→ THE PROBLEM
Extract each line of the data and write it out again exactly.

================================

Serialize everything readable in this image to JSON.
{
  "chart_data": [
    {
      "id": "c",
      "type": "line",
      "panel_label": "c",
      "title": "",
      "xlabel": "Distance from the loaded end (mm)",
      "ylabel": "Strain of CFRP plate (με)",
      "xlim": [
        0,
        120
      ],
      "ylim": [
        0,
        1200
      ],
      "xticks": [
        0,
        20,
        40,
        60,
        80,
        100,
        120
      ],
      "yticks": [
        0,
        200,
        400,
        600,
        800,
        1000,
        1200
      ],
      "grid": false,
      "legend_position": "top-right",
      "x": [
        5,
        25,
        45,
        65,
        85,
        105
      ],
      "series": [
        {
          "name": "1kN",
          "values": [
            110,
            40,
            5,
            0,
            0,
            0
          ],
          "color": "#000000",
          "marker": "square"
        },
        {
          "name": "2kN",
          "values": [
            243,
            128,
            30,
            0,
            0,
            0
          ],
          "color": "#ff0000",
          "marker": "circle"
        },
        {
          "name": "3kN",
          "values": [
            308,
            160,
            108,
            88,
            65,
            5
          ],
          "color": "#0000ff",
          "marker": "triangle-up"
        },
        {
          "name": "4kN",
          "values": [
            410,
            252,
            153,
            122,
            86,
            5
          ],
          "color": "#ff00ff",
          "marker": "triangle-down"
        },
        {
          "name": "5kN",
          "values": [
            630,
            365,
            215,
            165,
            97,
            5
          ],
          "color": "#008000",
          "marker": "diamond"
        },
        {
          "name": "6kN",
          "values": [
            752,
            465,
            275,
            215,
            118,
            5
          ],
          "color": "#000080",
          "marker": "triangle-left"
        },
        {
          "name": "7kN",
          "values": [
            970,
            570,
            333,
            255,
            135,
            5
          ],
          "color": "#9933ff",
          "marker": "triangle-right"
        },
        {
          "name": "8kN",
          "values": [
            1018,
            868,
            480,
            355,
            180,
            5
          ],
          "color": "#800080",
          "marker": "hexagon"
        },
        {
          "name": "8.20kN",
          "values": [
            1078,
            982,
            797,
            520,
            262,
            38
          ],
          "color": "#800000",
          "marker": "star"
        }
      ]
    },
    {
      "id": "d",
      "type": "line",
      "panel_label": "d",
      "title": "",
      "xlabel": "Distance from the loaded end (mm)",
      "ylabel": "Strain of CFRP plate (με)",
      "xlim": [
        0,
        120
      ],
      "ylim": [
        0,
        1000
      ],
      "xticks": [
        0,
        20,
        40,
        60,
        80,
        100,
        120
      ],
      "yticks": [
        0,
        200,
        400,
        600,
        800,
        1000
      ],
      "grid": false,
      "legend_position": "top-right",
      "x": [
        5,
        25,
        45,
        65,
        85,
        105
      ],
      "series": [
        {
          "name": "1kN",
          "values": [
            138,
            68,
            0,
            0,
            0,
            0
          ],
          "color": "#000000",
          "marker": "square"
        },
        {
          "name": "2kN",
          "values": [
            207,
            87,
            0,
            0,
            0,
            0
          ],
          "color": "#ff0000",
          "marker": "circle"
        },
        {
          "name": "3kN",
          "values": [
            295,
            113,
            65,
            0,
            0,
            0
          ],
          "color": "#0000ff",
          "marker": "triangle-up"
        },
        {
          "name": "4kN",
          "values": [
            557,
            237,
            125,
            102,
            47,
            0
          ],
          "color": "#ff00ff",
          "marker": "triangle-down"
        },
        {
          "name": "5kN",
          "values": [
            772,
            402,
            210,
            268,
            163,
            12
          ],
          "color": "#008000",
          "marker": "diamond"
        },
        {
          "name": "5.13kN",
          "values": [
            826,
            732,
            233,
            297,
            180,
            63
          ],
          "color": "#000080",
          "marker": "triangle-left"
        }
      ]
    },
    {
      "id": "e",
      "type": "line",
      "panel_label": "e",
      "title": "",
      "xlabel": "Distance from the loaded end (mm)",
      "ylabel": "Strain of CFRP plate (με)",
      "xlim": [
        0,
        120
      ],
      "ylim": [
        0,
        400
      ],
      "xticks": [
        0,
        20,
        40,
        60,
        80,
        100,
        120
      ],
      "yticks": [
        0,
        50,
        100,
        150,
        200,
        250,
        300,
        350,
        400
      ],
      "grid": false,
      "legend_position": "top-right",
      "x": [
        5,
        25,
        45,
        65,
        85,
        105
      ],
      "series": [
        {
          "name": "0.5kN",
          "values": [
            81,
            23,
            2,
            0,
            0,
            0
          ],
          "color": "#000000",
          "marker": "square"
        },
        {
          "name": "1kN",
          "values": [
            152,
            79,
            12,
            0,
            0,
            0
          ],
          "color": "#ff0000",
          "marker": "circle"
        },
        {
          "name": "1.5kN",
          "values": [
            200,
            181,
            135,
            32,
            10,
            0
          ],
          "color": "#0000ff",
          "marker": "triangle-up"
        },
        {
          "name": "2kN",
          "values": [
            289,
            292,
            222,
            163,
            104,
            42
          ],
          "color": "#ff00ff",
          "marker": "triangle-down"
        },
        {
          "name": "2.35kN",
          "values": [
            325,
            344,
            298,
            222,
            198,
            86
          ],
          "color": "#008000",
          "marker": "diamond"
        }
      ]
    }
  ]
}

================================

→ PROBLEM SOLUTION
Serialize everything readable in this image to JSON.
{
  "chart_data": [
    {
      "id": "c",
      "type": "line",
      "panel_label": "c",
      "title": "",
      "xlabel": "Distance from the loaded end (mm)",
      "ylabel": "Strain of CFRP plate (με)",
      "xlim": [
        0,
        120
      ],
      "ylim": [
        0,
        1200
      ],
      "xticks": [
        0,
        20,
        40,
        60,
        80,
        100,
        120
      ],
      "yticks": [
        0,
        200,
        400,
        600,
        800,
        1000,
        1200
      ],
      "grid": false,
      "legend_position": "top-right",
      "x": [
        5,
        25,
        45,
        65,
        85,
        105
      ],
      "series": [
        {
          "name": "1kN",
          "values": [
            110,
            40,
            5,
            0,
            0,
            0
          ],
          "color": "#000000",
          "marker": "square"
        },
        {
          "name": "2kN",
          "values": [
            243,
            128,
            30,
            0,
            0,
            0
          ],
          "color": "#ff0000",
          "marker": "circle"
        },
        {
          "name": "3kN",
          "values": [
            308,
            160,
            108,
            88,
            65,
            5
          ],
          "color": "#0000ff",
          "marker": "triangle-up"
        },
        {
          "name": "4kN",
          "values": [
            410,
            252,
            153,
            122,
            86,
            5
          ],
          "color": "#ff00ff",
          "marker": "triangle-down"
        },
        {
          "name": "5kN",
          "values": [
            630,
            365,
            215,
            165,
            97,
            5
          ],
          "color": "#008000",
          "marker": "diamond"
        },
        {
          "name": "6kN",
          "values": [
            752,
            465,
            275,
            215,
            118,
            5
          ],
          "color": "#000080",
          "marker": "triangle-left"
        },
        {
          "name": "7kN",
          "values": [
            970,
            570,
            333,
            255,
            135,
            5
          ],
          "color": "#9933ff",
          "marker": "triangle-right"
        },
        {
          "name": "8kN",
          "values": [
            1018,
            868,
            480,
            355,
            180,
            5
          ],
          "color": "#800080",
          "marker": "hexagon"
        },
        {
          "name": "8.20kN",
          "values": [
            1078,
            982,
            797,
            520,
            262,
            38
          ],
          "color": "#800000",
          "marker": "star"
        }
      ]
    },
    {
      "id": "d",
      "type": "line",
      "panel_label": "d",
      "title": "",
      "xlabel": "Distance from the loaded end (mm)",
      "ylabel": "Strain of CFRP plate (με)",
      "xlim": [
        0,
        120
      ],
      "ylim": [
        0,
        1000
      ],
      "xticks": [
        0,
        20,
        40,
        60,
        80,
        100,
        120
      ],
      "yticks": [
        0,
        200,
        400,
        600,
        800,
        1000
      ],
      "grid": false,
      "legend_position": "top-right",
      "x": [
        5,
        25,
        45,
        65,
        85,
        105
      ],
      "series": [
        {
          "name": "1kN",
          "values": [
            138,
            68,
            0,
            0,
            0,
            0
          ],
          "color": "#000000",
          "marker": "square"
        },
        {
          "name": "2kN",
          "values": [
            207,
            87,
            0,
            0,
            0,
            0
          ],
          "color": "#ff0000",
          "marker": "circle"
        },
        {
          "name": "3kN",
          "values": [
            295,
            113,
            65,
            0,
            0,
            0
          ],
          "color": "#0000ff",
          "marker": "triangle-up"
        },
        {
          "name": "4kN",
          "values": [
            557,
            237,
            125,
            102,
            47,
            0
          ],
          "color": "#ff00ff",
          "marker": "triangle-down"
        },
        {
          "name": "5kN",
          "values": [
            772,
            402,
            210,
            268,
            163,
            12
          ],
          "color": "#008000",
          "marker": "diamond"
        },
        {
          "name": "5.13kN",
          "values": [
            826,
            732,
            233,
            297,
            180,
            63
          ],
          "color": "#000080",
          "marker": "triangle-left"
        }
      ]
    },
    {
      "id": "e",
      "type": "line",
      "panel_label": "e",
      "title": "",
      "xlabel": "Distance from the loaded end (mm)",
      "ylabel": "Strain of CFRP plate (με)",
      "xlim": [
        0,
        120
      ],
      "ylim": [
        0,
        400
      ],
      "xticks": [
        0,
        20,
        40,
        60,
        80,
        100,
        120
      ],
      "yticks": [
        0,
        50,
        100,
        150,
        200,
        250,
        300,
        350,
        400
      ],
      "grid": false,
      "legend_position": "top-right",
      "x": [
        5,
        25,
        45,
        65,
        85,
        105
      ],
      "series": [
        {
          "name": "0.5kN",
          "values": [
            81,
            23,
            2,
            0,
            0,
            0
          ],
          "color": "#000000",
          "marker": "square"
        },
        {
          "name": "1kN",
          "values": [
            152,
            79,
            12,
            0,
            0,
            0
          ],
          "color": "#ff0000",
          "marker": "circle"
        },
        {
          "name": "1.5kN",
          "values": [
            200,
            181,
            135,
            32,
            10,
            0
          ],
          "color": "#0000ff",
          "marker": "triangle-up"
        },
        {
          "name": "2kN",
          "values": [
            289,
            292,
            222,
            163,
            104,
            42
          ],
          "color": "#ff00ff",
          "marker": "triangle-down"
        },
        {
          "name": "2.35kN",
          "values": [
            325,
            344,
            298,
            222,
            198,
            86
          ],
          "color": "#008000",
          "marker": "diamond"
        }
      ]
    }
  ]
}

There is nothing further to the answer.